**What is being asked:** Write the records out again, keeping each line exactly as it is.

----

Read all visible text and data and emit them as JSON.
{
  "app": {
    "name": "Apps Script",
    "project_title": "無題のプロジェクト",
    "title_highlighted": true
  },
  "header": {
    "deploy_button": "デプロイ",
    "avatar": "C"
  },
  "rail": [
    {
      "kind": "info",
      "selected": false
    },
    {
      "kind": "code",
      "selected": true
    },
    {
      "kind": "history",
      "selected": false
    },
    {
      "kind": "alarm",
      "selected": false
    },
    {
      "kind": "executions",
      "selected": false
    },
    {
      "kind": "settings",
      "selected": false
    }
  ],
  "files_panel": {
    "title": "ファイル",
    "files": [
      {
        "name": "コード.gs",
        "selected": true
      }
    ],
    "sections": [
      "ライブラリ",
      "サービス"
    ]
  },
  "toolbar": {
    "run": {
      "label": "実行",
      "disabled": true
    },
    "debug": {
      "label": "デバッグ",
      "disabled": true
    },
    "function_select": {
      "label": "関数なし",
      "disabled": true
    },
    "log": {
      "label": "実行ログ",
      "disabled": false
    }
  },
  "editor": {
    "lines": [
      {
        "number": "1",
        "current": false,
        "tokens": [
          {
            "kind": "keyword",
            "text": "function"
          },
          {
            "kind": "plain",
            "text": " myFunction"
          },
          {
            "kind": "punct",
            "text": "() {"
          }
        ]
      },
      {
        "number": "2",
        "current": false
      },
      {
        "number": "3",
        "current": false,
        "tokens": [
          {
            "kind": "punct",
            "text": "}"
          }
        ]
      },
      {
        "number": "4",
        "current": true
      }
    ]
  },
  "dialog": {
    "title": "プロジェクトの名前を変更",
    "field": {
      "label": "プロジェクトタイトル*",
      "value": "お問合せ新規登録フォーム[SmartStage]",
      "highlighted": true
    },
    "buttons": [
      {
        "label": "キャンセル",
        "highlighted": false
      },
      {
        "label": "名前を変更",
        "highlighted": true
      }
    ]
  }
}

----

**The completed task:**
Read all visible text and data and emit them as JSON.
{
  "app": {
    "name": "Apps Script",
    "project_title": "無題のプロジェクト",
    "title_highlighted": true
  },
  "header": {
    "deploy_button": "デプロイ",
    "avatar": "C"
  },
  "rail": [
    {
      "kind": "info",
      "selected": false
    },
    {
      "kind": "code",
      "selected": true
    },
    {
      "kind": "history",
      "selected": false
    },
    {
      "kind": "alarm",
      "selected": false
    },
    {
      "kind": "executions",
      "selected": false
    },
    {
      "kind": "settings",
      "selected": false
    }
  ],
  "files_panel": {
    "title": "ファイル",
    "files": [
      {
        "name": "コード.gs",
        "selected": true
      }
    ],
    "sections": [
      "ライブラリ",
      "サービス"
    ]
  },
  "toolbar": {
    "run": {
      "label": "実行",
      "disabled": true
    },
    "debug": {
      "label": "デバッグ",
      "disabled": true
    },
    "function_select": {
      "label": "関数なし",
      "disabled": true
    },
    "log": {
      "label": "実行ログ",
      "disabled": false
    }
  },
  "editor": {
    "lines": [
      {
        "number": "1",
        "current": false,
        "tokens": [
          {
            "kind": "keyword",
            "text": "function"
          },
          {
            "kind": "plain",
            "text": " myFunction"
          },
          {
            "kind": "punct",
            "text": "() {"
          }
        ]
      },
      {
        "number": "2",
        "current": false
      },
      {
        "number": "3",
        "current": false,
        "tokens": [
          {
            "kind": "punct",
            "text": "}"
          }
        ]
      },
      {
        "number": "4",
        "current": true
      }
    ]
  },
  "dialog": {
    "title": "プロジェクトの名前を変更",
    "field": {
      "label": "プロジェクトタイトル*",
      "value": "お問合せ新規登録フォーム[SmartStage]",
      "highlighted": true
    },
    "buttons": [
      {
        "label": "キャンセル",
        "highlighted": false
      },
      {
        "label": "名前を変更",
        "highlighted": true
      }
    ]
  }
}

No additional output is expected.